Records to process >>
-.-.-

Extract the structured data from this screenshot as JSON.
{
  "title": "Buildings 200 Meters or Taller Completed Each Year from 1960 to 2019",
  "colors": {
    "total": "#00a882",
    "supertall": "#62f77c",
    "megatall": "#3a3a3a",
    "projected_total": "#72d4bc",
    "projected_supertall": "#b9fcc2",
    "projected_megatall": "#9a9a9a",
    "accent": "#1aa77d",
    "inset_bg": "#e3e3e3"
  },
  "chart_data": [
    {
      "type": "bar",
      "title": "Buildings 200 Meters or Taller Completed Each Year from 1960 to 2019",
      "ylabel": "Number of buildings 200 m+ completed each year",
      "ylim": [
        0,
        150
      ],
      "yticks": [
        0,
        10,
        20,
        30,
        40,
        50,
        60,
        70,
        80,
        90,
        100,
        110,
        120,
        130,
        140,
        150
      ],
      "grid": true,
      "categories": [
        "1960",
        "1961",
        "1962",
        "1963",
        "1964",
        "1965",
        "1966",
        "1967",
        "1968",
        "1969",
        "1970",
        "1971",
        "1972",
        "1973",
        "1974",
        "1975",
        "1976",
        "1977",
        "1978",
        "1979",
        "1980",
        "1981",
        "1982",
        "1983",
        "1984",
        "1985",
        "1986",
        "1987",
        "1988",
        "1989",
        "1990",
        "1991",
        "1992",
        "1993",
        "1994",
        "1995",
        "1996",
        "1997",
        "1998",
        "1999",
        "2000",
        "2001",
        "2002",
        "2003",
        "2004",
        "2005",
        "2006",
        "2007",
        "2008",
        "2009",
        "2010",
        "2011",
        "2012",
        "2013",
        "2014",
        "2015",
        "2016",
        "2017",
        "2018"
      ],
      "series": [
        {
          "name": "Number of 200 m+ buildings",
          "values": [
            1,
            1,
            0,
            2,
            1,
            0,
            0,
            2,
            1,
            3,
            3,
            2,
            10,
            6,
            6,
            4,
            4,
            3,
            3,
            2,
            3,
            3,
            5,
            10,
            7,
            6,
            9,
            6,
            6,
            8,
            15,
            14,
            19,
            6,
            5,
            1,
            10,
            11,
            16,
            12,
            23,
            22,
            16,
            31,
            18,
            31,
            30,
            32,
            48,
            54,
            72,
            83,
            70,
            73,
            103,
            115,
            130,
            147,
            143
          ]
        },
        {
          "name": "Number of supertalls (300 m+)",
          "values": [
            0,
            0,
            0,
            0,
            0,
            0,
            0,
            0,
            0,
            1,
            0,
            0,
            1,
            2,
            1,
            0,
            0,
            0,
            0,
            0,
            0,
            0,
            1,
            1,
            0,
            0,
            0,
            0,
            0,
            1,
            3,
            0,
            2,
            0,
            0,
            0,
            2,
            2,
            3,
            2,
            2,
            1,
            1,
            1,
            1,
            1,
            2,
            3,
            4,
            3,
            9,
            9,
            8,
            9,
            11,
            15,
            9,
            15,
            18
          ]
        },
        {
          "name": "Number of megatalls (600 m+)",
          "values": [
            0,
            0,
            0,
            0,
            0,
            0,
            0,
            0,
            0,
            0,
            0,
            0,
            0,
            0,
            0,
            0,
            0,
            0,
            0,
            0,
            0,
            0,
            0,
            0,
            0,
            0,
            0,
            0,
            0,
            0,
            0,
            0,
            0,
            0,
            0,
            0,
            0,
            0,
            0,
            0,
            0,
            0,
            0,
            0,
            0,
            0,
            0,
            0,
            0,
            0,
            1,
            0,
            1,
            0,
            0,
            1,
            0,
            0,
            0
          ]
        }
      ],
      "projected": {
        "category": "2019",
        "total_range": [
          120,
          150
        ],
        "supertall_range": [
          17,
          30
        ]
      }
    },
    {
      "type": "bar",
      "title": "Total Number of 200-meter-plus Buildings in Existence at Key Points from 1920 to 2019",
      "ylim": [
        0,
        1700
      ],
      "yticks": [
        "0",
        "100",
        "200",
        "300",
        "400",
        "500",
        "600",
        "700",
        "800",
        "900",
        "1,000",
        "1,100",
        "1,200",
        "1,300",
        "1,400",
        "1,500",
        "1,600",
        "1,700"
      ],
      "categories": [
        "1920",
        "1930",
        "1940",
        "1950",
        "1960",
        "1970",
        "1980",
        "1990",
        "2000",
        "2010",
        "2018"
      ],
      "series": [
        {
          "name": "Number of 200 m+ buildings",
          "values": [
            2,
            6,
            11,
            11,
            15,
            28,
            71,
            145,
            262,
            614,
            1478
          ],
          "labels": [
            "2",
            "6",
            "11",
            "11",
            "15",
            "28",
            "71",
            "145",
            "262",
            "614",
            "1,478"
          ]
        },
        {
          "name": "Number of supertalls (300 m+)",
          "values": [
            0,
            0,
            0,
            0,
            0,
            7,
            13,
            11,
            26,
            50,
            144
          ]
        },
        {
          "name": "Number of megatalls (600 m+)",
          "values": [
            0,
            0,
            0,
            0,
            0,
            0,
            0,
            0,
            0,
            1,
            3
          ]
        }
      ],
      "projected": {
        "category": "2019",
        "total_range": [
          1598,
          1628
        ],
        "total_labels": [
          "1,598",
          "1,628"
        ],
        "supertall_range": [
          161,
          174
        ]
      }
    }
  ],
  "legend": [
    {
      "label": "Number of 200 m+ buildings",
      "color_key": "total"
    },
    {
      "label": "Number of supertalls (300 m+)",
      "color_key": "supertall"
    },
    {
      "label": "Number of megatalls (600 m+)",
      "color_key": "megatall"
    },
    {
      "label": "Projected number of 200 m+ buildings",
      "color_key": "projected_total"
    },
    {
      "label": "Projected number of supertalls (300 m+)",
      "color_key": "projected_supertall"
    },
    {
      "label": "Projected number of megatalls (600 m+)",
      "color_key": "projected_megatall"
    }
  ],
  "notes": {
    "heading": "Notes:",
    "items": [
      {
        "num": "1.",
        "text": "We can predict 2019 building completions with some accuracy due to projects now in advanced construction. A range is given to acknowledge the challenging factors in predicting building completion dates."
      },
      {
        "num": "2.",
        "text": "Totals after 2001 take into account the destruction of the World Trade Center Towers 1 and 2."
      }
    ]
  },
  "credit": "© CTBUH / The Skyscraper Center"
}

-.-.-

Short problem >>
Search the data for the string "from". List each line that has it.

Output >>
Extract the structured data from this screenshot as JSON.
  "title": "Buildings 200 Meters or Taller Completed Each Year from 1960 to 2019",
      "title": "Buildings 200 Meters or Taller Completed Each Year from 1960 to 2019",
      "title": "Total Number of 200-meter-plus Buildings in Existence at Key Points from 1920 to 2019",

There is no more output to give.